Check every line of the data below for the string "идентифицированным", and copy the ones that hold it.

---*---

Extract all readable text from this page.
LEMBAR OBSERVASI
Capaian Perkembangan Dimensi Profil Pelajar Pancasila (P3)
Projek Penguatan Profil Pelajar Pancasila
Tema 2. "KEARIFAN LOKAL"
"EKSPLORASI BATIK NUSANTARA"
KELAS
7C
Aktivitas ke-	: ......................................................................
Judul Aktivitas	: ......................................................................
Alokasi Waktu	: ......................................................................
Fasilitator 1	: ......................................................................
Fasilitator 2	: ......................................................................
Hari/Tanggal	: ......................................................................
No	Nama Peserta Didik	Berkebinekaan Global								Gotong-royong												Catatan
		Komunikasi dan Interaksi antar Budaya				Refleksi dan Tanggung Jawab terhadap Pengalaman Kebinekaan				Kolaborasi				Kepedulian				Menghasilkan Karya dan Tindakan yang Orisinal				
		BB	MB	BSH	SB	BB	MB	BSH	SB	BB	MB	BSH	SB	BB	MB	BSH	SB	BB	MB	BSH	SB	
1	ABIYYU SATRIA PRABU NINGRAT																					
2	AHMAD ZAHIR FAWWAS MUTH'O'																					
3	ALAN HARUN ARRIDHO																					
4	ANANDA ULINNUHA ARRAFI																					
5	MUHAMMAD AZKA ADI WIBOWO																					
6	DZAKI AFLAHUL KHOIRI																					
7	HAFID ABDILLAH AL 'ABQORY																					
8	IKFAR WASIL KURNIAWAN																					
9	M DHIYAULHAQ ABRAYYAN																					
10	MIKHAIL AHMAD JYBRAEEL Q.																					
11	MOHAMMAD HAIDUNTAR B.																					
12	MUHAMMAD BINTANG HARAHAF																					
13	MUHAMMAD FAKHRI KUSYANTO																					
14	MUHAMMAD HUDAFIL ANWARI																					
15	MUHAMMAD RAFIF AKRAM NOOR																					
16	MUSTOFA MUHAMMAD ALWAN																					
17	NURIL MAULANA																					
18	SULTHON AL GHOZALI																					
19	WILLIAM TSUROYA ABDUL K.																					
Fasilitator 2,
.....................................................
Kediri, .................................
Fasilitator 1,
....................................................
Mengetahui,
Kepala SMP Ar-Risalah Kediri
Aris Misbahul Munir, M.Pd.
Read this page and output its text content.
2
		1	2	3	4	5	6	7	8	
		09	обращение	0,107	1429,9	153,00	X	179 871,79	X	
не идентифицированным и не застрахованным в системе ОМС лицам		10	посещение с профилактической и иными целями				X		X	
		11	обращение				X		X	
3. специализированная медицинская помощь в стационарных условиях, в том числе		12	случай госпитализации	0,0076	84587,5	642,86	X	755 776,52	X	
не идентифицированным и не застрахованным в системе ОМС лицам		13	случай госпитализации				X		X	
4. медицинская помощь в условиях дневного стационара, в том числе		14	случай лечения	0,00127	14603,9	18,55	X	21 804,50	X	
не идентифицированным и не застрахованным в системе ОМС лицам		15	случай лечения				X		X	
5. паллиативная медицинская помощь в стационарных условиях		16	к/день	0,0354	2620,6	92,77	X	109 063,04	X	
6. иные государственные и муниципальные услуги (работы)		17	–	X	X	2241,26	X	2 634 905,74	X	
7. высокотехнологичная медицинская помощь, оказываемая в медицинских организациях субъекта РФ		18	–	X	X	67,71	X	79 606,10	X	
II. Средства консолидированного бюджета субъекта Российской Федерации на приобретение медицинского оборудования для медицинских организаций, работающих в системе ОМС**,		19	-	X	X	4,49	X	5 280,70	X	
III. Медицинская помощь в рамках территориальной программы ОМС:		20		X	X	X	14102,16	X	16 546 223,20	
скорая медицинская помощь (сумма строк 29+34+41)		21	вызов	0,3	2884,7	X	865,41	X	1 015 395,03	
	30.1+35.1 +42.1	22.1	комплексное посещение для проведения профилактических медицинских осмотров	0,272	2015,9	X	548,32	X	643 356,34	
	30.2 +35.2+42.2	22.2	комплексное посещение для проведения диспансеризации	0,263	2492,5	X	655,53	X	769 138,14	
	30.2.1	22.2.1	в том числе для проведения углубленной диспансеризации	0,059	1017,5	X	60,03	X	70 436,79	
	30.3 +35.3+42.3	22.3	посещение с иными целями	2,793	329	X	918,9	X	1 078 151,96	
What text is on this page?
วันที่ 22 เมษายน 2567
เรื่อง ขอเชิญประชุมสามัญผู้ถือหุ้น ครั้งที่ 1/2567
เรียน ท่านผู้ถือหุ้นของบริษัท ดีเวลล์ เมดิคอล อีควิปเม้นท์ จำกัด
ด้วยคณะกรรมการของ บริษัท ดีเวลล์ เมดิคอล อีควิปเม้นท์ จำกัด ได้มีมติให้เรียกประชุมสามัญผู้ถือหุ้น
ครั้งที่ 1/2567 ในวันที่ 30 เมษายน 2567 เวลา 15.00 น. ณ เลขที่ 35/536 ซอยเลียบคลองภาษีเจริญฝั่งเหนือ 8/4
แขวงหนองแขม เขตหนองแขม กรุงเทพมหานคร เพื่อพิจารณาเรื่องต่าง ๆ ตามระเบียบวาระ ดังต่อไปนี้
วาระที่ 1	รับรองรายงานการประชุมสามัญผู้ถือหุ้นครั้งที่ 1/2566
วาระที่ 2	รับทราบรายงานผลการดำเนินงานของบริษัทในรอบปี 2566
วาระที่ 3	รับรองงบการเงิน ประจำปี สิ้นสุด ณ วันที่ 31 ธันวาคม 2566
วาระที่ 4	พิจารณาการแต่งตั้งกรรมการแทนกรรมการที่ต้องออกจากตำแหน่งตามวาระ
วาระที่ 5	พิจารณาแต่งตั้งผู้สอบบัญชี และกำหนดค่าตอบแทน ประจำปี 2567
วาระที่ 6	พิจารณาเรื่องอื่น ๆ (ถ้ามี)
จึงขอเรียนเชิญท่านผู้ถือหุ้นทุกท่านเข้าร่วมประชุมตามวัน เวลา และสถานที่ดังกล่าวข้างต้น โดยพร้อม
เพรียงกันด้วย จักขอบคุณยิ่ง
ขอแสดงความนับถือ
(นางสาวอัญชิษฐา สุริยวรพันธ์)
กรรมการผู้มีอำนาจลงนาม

---*---

* _EXPECTED ANSWER_
не идентифицированным и не застрахованным в системе ОМС лицам		10	посещение с профилактической и иными целями				X		X	
не идентифицированным и не застрахованным в системе ОМС лицам		13	случай госпитализации				X		X	
не идентифицированным и не застрахованным в системе ОМС лицам		15	случай лечения				X		X	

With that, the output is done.